[Stored dataset items]
········

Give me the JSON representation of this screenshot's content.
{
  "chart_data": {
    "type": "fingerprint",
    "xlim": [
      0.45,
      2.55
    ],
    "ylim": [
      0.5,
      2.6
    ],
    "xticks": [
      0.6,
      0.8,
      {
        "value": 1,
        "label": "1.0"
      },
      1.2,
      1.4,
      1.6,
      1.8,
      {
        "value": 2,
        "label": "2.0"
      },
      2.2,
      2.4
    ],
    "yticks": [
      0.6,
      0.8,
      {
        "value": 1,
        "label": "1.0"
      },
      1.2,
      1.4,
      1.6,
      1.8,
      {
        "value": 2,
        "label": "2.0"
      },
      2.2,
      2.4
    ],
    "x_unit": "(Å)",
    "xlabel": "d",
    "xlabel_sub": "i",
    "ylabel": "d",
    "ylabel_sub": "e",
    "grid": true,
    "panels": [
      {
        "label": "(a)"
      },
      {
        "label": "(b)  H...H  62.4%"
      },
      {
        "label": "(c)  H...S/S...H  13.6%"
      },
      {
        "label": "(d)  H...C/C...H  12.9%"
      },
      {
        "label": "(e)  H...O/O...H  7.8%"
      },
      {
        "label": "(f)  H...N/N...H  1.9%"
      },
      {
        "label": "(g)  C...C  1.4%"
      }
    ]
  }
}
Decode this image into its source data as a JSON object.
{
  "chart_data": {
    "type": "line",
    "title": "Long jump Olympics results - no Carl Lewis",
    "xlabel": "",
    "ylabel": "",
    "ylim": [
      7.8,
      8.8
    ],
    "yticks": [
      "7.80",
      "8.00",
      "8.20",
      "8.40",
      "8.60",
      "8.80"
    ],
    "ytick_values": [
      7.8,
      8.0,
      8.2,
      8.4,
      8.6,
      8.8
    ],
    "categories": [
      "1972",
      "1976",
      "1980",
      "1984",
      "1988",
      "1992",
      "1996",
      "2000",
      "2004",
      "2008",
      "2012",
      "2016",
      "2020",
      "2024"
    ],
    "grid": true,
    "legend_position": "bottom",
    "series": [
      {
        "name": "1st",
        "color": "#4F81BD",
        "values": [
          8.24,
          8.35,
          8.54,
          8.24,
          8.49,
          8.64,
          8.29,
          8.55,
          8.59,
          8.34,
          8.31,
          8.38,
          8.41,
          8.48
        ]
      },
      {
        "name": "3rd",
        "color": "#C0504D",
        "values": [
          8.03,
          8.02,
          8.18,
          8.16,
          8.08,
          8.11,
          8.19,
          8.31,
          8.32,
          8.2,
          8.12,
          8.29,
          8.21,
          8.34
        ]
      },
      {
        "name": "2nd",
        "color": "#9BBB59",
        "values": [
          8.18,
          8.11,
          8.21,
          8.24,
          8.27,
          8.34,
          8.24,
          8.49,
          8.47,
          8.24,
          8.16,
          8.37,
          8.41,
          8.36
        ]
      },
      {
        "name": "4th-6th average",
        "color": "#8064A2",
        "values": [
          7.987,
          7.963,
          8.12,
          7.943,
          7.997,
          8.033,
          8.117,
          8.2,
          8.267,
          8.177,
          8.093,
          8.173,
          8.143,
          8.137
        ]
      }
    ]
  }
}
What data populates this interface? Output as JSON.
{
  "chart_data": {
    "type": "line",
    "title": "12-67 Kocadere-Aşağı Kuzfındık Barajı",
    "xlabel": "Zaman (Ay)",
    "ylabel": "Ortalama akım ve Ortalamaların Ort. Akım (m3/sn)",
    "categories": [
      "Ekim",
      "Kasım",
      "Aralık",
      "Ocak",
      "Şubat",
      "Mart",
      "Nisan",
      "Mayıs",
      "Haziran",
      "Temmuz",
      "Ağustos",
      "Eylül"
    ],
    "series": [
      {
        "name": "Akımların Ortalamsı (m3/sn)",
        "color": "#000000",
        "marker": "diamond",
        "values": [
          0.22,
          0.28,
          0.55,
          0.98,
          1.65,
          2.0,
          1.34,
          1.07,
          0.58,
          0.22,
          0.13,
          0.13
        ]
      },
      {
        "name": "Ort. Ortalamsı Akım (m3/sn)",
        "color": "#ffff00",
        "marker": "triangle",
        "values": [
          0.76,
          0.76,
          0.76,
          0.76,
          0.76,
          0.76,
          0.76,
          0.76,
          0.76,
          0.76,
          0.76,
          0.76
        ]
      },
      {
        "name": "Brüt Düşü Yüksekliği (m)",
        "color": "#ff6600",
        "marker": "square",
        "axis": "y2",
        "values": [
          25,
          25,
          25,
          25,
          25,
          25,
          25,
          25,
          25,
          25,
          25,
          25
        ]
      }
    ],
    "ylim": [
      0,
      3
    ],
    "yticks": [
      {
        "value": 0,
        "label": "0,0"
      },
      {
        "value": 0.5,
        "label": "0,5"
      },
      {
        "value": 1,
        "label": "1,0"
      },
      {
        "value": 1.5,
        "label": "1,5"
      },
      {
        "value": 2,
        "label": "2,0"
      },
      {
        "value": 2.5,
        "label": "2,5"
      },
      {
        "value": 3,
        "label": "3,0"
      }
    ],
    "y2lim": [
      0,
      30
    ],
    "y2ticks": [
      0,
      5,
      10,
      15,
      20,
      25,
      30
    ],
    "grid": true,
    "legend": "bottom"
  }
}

········

# EXERCISE
Reproduce the data in its entirety, matching each character.

# EXPECTED ANSWER
Give me the JSON representation of this screenshot's content.
{
  "chart_data": {
    "type": "fingerprint",
    "xlim": [
      0.45,
      2.55
    ],
    "ylim": [
      0.5,
      2.6
    ],
    "xticks": [
      0.6,
      0.8,
      {
        "value": 1,
        "label": "1.0"
      },
      1.2,
      1.4,
      1.6,
      1.8,
      {
        "value": 2,
        "label": "2.0"
      },
      2.2,
      2.4
    ],
    "yticks": [
      0.6,
      0.8,
      {
        "value": 1,
        "label": "1.0"
      },
      1.2,
      1.4,
      1.6,
      1.8,
      {
        "value": 2,
        "label": "2.0"
      },
      2.2,
      2.4
    ],
    "x_unit": "(Å)",
    "xlabel": "d",
    "xlabel_sub": "i",
    "ylabel": "d",
    "ylabel_sub": "e",
    "grid": true,
    "panels": [
      {
        "label": "(a)"
      },
      {
        "label": "(b)  H...H  62.4%"
      },
      {
        "label": "(c)  H...S/S...H  13.6%"
      },
      {
        "label": "(d)  H...C/C...H  12.9%"
      },
      {
        "label": "(e)  H...O/O...H  7.8%"
      },
      {
        "label": "(f)  H...N/N...H  1.9%"
      },
      {
        "label": "(g)  C...C  1.4%"
      }
    ]
  }
}
Decode this image into its source data as a JSON object.
{
  "chart_data": {
    "type": "line",
    "title": "Long jump Olympics results - no Carl Lewis",
    "xlabel": "",
    "ylabel": "",
    "ylim": [
      7.8,
      8.8
    ],
    "yticks": [
      "7.80",
      "8.00",
      "8.20",
      "8.40",
      "8.60",
      "8.80"
    ],
    "ytick_values": [
      7.8,
      8.0,
      8.2,
      8.4,
      8.6,
      8.8
    ],
    "categories": [
      "1972",
      "1976",
      "1980",
      "1984",
      "1988",
      "1992",
      "1996",
      "2000",
      "2004",
      "2008",
      "2012",
      "2016",
      "2020",
      "2024"
    ],
    "grid": true,
    "legend_position": "bottom",
    "series": [
      {
        "name": "1st",
        "color": "#4F81BD",
        "values": [
          8.24,
          8.35,
          8.54,
          8.24,
          8.49,
          8.64,
          8.29,
          8.55,
          8.59,
          8.34,
          8.31,
          8.38,
          8.41,
          8.48
        ]
      },
      {
        "name": "3rd",
        "color": "#C0504D",
        "values": [
          8.03,
          8.02,
          8.18,
          8.16,
          8.08,
          8.11,
          8.19,
          8.31,
          8.32,
          8.2,
          8.12,
          8.29,
          8.21,
          8.34
        ]
      },
      {
        "name": "2nd",
        "color": "#9BBB59",
        "values": [
          8.18,
          8.11,
          8.21,
          8.24,
          8.27,
          8.34,
          8.24,
          8.49,
          8.47,
          8.24,
          8.16,
          8.37,
          8.41,
          8.36
        ]
      },
      {
        "name": "4th-6th average",
        "color": "#8064A2",
        "values": [
          7.987,
          7.963,
          8.12,
          7.943,
          7.997,
          8.033,
          8.117,
          8.2,
          8.267,
          8.177,
          8.093,
          8.173,
          8.143,
          8.137
        ]
      }
    ]
  }
}
What data populates this interface? Output as JSON.
{
  "chart_data": {
    "type": "line",
    "title": "12-67 Kocadere-Aşağı Kuzfındık Barajı",
    "xlabel": "Zaman (Ay)",
    "ylabel": "Ortalama akım ve Ortalamaların Ort. Akım (m3/sn)",
    "categories": [
      "Ekim",
      "Kasım",
      "Aralık",
      "Ocak",
      "Şubat",
      "Mart",
      "Nisan",
      "Mayıs",
      "Haziran",
      "Temmuz",
      "Ağustos",
      "Eylül"
    ],
    "series": [
      {
        "name": "Akımların Ortalamsı (m3/sn)",
        "color": "#000000",
        "marker": "diamond",
        "values": [
          0.22,
          0.28,
          0.55,
          0.98,
          1.65,
          2.0,
          1.34,
          1.07,
          0.58,
          0.22,
          0.13,
          0.13
        ]
      },
      {
        "name": "Ort. Ortalamsı Akım (m3/sn)",
        "color": "#ffff00",
        "marker": "triangle",
        "values": [
          0.76,
          0.76,
          0.76,
          0.76,
          0.76,
          0.76,
          0.76,
          0.76,
          0.76,
          0.76,
          0.76,
          0.76
        ]
      },
      {
        "name": "Brüt Düşü Yüksekliği (m)",
        "color": "#ff6600",
        "marker": "square",
        "axis": "y2",
        "values": [
          25,
          25,
          25,
          25,
          25,
          25,
          25,
          25,
          25,
          25,
          25,
          25
        ]
      }
    ],
    "ylim": [
      0,
      3
    ],
    "yticks": [
      {
        "value": 0,
        "label": "0,0"
      },
      {
        "value": 0.5,
        "label": "0,5"
      },
      {
        "value": 1,
        "label": "1,0"
      },
      {
        "value": 1.5,
        "label": "1,5"
      },
      {
        "value": 2,
        "label": "2,0"
      },
      {
        "value": 2.5,
        "label": "2,5"
      },
      {
        "value": 3,
        "label": "3,0"
      }
    ],
    "y2lim": [
      0,
      30
    ],
    "y2ticks": [
      0,
      5,
      10,
      15,
      20,
      25,
      30
    ],
    "grid": true,
    "legend": "bottom"
  }
}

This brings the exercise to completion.